● WRITTEN INSTRUCTION:
Leave the pictures out, and retype all of the material exactly as written.

════════════════════

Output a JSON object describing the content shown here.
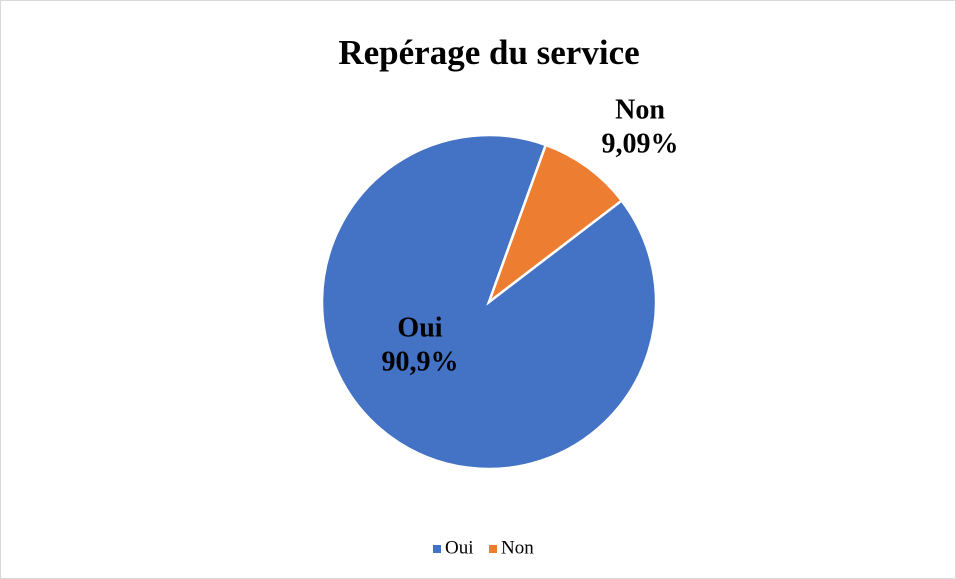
{
  "chart_data": {
    "type": "pie",
    "title": "Repérage du service",
    "categories": [
      "Oui",
      "Non"
    ],
    "values": [
      90.9,
      9.09
    ],
    "value_labels": [
      "90,9%",
      "9,09%"
    ],
    "colors": [
      "#4472c4",
      "#ed7d31"
    ],
    "legend": "bottom"
  }
}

════════════════════

● RIGHT ANSWER:
Output a JSON object describing the content shown here.
{
  "chart_data": {
    "type": "pie",
    "title": "Repérage du service",
    "categories": [
      "Oui",
      "Non"
    ],
    "values": [
      90.9,
      9.09
    ],
    "value_labels": [
      "90,9%",
      "9,09%"
    ],
    "colors": [
      "#4472c4",
      "#ed7d31"
    ],
    "legend": "bottom"
  }
}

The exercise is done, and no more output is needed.